Text section below:
So now in 2012, Toby Jones is playing Alfred Hitchcock in The Girl, a film about the making of The Birds and Marnie - and wouldn't you know, goddamn Anthony Hopkins is playing the title role in Hitchcock, about the making of Psycho!

If Toby Jones walks past you and seems to be muttering darkly under his breath, don't take it at all amiss. It is understandable.

He came up again yesterday, and I wrote:

As it happens, I've recently seen Jones in two films about U.S. Presidents, but in both his role is rather small. In Frost/Nixon, he briefly appears as Nixon's agent Swifty Lazar. In Oliver Stone's W., he checks in as Karl Rove, but the part is not as developed as you might expect. He has one or two good scenes. and provokes Jeffrey Wright's Colin Powell to some barbs: "What is this guy doing in the room while we're discussing national security issues?"

W. is a rather strange film that mainly left me feeling, Why? What was the point of making it? Not enough time had passed (like, none) for anyone to have much perspective on the Bush years. Stone can't seem to decide whether he is being serious or satiric, which exposes a number of his performers, including Josh Brolin as Bush and Thandie Newton as Condoleezza Rice, to real difficulties in figuring out what their acting tone is supposed to be - you can practically see them puzzling over it.
End of Text section.
Record extracts below:
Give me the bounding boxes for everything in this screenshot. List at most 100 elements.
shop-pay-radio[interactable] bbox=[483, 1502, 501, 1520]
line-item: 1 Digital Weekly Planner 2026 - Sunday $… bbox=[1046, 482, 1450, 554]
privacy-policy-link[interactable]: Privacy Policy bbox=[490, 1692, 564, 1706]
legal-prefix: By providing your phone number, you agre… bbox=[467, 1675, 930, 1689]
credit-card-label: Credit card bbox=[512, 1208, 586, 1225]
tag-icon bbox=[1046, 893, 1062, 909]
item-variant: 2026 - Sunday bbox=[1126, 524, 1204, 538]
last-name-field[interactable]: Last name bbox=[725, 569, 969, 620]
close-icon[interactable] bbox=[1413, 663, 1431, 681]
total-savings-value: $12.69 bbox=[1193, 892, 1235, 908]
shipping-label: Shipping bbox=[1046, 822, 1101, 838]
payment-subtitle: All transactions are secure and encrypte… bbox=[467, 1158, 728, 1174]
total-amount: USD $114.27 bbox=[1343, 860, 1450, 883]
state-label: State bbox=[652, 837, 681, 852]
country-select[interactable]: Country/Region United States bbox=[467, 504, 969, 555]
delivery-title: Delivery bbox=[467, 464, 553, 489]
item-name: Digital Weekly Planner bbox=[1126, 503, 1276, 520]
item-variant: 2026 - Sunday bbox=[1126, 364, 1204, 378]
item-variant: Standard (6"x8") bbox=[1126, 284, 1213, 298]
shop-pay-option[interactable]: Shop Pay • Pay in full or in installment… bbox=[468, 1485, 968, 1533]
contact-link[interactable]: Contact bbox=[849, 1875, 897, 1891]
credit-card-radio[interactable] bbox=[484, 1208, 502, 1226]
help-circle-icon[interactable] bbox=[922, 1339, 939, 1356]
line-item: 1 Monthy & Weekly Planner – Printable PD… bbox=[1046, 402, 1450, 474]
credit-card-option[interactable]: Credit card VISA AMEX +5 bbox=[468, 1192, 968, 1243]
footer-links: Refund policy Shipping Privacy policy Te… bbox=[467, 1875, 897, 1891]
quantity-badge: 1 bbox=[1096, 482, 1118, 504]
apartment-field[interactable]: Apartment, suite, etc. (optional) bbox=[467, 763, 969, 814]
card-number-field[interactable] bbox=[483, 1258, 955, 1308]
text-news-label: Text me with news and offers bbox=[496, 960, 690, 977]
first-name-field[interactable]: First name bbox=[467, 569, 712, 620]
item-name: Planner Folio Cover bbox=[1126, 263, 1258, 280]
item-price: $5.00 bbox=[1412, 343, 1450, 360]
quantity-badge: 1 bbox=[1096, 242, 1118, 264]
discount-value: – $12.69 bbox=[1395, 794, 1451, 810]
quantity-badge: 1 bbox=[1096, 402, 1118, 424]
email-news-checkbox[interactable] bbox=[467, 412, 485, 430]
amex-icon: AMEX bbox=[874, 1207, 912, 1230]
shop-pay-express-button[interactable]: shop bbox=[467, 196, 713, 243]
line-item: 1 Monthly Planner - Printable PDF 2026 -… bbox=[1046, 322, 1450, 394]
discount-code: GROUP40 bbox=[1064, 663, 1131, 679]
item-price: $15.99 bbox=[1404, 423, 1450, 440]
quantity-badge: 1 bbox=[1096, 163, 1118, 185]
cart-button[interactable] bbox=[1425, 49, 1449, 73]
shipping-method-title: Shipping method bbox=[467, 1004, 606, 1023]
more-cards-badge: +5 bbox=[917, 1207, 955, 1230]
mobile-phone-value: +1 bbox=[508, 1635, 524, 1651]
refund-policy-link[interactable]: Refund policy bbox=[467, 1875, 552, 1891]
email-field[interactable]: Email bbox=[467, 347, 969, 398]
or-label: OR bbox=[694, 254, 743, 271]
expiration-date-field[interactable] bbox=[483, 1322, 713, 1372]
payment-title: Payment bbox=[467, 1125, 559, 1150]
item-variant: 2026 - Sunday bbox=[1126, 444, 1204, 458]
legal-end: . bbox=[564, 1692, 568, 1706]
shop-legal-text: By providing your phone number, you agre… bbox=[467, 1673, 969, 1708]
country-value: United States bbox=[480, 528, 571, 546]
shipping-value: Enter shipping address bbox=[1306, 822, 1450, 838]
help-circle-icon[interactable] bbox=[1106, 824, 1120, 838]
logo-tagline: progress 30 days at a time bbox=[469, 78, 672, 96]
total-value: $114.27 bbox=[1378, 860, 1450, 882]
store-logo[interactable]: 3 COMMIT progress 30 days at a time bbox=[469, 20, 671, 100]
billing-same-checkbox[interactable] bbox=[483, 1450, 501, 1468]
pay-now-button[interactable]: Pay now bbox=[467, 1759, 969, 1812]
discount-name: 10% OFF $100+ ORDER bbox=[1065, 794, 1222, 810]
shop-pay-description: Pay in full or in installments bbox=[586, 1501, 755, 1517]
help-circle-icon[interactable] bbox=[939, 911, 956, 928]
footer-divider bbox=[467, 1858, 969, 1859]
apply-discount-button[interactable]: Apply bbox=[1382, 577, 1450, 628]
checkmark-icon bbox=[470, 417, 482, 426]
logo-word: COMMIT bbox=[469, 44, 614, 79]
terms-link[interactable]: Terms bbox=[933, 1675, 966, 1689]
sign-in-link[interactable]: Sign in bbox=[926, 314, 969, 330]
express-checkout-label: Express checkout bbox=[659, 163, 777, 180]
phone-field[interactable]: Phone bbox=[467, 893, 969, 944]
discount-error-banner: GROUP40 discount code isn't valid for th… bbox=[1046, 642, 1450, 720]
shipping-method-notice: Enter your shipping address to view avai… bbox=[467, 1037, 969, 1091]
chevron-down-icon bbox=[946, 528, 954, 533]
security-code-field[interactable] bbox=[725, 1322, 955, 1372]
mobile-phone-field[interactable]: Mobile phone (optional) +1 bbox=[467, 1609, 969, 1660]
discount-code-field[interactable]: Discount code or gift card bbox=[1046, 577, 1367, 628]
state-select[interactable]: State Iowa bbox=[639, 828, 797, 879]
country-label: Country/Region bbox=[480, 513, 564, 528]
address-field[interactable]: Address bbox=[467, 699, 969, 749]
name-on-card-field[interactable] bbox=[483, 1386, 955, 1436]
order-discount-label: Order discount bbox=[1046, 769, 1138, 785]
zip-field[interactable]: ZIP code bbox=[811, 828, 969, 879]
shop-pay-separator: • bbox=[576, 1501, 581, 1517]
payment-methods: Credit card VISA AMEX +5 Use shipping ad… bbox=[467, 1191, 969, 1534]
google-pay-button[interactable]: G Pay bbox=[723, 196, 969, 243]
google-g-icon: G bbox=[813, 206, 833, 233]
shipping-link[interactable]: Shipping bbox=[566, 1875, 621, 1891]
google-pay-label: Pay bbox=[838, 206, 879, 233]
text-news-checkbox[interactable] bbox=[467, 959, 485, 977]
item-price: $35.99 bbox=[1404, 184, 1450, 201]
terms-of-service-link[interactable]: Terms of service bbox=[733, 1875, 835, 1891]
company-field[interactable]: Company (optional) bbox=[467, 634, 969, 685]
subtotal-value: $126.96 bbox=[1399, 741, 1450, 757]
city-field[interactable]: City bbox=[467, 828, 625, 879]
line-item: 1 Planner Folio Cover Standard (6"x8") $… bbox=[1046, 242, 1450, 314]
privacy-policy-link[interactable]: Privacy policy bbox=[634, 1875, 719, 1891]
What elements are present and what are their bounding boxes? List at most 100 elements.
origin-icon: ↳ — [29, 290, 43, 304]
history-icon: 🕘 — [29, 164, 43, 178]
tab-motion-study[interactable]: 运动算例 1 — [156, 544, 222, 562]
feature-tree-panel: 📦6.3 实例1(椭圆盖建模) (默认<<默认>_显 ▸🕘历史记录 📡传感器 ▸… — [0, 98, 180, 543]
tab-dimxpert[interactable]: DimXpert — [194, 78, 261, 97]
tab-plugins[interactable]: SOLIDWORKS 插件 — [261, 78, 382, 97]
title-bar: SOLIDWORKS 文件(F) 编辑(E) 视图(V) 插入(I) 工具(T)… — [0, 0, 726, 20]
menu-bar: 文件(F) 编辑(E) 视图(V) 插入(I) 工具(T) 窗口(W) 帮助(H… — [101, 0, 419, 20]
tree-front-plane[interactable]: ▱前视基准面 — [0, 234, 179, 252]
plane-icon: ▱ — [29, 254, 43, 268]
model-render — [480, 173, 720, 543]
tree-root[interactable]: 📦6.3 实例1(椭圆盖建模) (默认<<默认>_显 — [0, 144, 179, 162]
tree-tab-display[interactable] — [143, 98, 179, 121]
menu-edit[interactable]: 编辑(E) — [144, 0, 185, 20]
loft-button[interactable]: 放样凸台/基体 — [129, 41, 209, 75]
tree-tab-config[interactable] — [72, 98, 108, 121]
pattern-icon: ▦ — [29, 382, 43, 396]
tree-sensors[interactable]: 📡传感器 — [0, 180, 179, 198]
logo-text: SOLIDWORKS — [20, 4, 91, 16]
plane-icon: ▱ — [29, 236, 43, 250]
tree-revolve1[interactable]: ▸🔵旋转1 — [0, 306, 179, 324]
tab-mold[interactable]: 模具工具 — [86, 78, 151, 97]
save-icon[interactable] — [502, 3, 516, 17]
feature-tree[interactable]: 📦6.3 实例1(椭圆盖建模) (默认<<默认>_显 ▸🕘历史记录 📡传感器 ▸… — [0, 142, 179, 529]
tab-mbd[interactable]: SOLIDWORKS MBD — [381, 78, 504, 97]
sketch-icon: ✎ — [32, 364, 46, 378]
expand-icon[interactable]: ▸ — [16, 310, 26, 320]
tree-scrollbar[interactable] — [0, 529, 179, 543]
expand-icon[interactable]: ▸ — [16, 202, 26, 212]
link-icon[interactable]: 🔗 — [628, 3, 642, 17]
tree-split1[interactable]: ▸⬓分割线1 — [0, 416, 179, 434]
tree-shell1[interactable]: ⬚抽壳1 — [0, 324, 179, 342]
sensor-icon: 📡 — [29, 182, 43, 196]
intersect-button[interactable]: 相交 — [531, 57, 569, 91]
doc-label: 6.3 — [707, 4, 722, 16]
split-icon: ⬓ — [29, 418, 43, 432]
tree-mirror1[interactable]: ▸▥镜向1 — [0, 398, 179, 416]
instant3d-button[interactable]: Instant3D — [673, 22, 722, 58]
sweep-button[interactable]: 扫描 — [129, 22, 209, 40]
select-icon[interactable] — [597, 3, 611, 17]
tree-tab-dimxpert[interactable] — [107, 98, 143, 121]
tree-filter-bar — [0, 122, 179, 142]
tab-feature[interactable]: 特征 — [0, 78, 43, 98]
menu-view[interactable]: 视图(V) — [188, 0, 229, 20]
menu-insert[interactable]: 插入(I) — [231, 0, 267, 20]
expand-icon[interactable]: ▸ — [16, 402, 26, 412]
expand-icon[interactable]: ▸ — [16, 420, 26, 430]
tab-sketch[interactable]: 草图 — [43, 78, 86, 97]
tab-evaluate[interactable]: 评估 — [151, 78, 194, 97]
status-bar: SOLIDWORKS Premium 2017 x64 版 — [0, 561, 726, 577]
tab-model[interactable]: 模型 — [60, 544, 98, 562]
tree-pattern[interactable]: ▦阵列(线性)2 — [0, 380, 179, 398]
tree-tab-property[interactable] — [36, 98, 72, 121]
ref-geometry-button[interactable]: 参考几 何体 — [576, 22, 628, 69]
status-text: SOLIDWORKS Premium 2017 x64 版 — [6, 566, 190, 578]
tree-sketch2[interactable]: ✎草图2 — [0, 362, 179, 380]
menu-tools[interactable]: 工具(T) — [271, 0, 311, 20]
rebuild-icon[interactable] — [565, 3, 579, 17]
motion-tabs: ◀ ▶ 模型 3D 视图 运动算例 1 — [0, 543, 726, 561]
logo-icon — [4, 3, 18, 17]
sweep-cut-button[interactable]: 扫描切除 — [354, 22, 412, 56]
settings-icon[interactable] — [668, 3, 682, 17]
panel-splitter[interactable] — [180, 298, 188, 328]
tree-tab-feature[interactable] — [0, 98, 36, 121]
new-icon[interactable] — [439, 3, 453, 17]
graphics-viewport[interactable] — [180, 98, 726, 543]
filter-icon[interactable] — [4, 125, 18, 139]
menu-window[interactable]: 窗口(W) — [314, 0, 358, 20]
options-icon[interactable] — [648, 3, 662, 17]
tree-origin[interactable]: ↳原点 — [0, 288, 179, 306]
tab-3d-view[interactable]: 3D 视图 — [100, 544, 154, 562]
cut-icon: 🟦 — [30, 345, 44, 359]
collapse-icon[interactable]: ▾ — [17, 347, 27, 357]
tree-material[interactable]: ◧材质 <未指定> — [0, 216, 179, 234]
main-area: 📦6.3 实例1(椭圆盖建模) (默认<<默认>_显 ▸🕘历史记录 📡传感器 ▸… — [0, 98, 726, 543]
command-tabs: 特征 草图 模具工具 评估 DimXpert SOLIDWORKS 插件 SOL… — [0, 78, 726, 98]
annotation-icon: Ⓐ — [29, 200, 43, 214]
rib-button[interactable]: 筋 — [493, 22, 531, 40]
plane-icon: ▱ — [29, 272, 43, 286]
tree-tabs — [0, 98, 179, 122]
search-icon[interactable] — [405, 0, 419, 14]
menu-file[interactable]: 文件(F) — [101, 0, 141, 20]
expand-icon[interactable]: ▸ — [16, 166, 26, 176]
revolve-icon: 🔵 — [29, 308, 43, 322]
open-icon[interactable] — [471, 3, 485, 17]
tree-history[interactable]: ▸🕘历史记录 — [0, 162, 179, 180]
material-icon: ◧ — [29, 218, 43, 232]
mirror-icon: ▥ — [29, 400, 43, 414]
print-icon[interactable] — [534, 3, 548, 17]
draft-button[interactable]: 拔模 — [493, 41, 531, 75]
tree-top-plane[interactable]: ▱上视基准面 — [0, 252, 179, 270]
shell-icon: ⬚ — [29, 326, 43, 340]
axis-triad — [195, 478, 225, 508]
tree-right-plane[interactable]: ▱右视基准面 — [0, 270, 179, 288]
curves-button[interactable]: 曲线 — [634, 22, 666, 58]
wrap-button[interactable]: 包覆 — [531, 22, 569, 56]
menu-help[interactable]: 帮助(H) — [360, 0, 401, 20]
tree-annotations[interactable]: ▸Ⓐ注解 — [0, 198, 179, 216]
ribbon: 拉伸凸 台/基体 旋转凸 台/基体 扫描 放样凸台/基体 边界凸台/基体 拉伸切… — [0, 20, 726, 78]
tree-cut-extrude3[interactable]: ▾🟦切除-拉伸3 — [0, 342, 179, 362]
End of Record extracts.
§ **Activities**
a: Name every film title that appears in the film commentary.
b: Please duplicate everything in the film commentary from "So now in 2012, Toby" down to "It is understandable.".
Rely solely on the film commentary for everything you need.

§ **Task-by-task answers**
a:
The Girl
The Birds
Marnie
Hitchcock
Psycho
Frost/Nixon
W.

b:
So now in 2012, Toby Jones is playing Alfred Hitchcock in The Girl, a film about the making of The Birds and Marnie - and wouldn't you know, goddamn Anthony Hopkins is playing the title role in Hitchcock, about the making of Psycho!

If Toby Jones walks past you and seems to be muttering darkly under his breath, don't take it at all amiss. It is understandable.